Your task is to copy the material exactly.

++++++++

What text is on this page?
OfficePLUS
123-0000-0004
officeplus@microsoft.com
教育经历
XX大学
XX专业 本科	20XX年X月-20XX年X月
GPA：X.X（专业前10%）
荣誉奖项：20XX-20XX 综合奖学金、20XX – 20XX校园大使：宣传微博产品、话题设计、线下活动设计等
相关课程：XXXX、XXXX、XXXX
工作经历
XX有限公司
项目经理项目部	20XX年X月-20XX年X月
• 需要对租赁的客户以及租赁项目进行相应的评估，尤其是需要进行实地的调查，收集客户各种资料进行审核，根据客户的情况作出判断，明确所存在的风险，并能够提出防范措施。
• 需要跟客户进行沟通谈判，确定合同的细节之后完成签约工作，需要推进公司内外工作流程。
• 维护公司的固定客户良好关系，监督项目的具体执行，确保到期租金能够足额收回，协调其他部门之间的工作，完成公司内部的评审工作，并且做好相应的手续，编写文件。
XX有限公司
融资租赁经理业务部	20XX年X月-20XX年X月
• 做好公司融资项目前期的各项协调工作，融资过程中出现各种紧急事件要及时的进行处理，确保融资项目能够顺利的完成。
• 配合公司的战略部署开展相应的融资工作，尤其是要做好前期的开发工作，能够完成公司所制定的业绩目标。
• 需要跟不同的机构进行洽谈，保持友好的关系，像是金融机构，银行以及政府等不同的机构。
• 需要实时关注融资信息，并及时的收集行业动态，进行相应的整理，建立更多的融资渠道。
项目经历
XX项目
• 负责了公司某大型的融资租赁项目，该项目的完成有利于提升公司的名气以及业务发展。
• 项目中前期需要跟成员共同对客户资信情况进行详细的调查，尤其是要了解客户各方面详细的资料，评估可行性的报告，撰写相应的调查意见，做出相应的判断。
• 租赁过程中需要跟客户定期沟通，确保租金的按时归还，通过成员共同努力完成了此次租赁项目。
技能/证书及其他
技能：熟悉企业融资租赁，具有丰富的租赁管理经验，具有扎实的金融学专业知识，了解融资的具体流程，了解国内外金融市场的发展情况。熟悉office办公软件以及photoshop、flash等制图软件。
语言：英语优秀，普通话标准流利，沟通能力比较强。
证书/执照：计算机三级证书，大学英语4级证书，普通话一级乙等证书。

++++++++

RESPONSE TO THE TASK>
What text is on this page?
OfficePLUS
123-0000-0004
officeplus@microsoft.com
教育经历
XX大学
XX专业 本科	20XX年X月-20XX年X月
GPA：X.X（专业前10%）
荣誉奖项：20XX-20XX 综合奖学金、20XX – 20XX校园大使：宣传微博产品、话题设计、线下活动设计等
相关课程：XXXX、XXXX、XXXX
工作经历
XX有限公司
项目经理项目部	20XX年X月-20XX年X月
• 需要对租赁的客户以及租赁项目进行相应的评估，尤其是需要进行实地的调查，收集客户各种资料进行审核，根据客户的情况作出判断，明确所存在的风险，并能够提出防范措施。
• 需要跟客户进行沟通谈判，确定合同的细节之后完成签约工作，需要推进公司内外工作流程。
• 维护公司的固定客户良好关系，监督项目的具体执行，确保到期租金能够足额收回，协调其他部门之间的工作，完成公司内部的评审工作，并且做好相应的手续，编写文件。
XX有限公司
融资租赁经理业务部	20XX年X月-20XX年X月
• 做好公司融资项目前期的各项协调工作，融资过程中出现各种紧急事件要及时的进行处理，确保融资项目能够顺利的完成。
• 配合公司的战略部署开展相应的融资工作，尤其是要做好前期的开发工作，能够完成公司所制定的业绩目标。
• 需要跟不同的机构进行洽谈，保持友好的关系，像是金融机构，银行以及政府等不同的机构。
• 需要实时关注融资信息，并及时的收集行业动态，进行相应的整理，建立更多的融资渠道。
项目经历
XX项目
• 负责了公司某大型的融资租赁项目，该项目的完成有利于提升公司的名气以及业务发展。
• 项目中前期需要跟成员共同对客户资信情况进行详细的调查，尤其是要了解客户各方面详细的资料，评估可行性的报告，撰写相应的调查意见，做出相应的判断。
• 租赁过程中需要跟客户定期沟通，确保租金的按时归还，通过成员共同努力完成了此次租赁项目。
技能/证书及其他
技能：熟悉企业融资租赁，具有丰富的租赁管理经验，具有扎实的金融学专业知识，了解融资的具体流程，了解国内外金融市场的发展情况。熟悉office办公软件以及photoshop、flash等制图软件。
语言：英语优秀，普通话标准流利，沟通能力比较强。
证书/执照：计算机三级证书，大学英语4级证书，普通话一级乙等证书。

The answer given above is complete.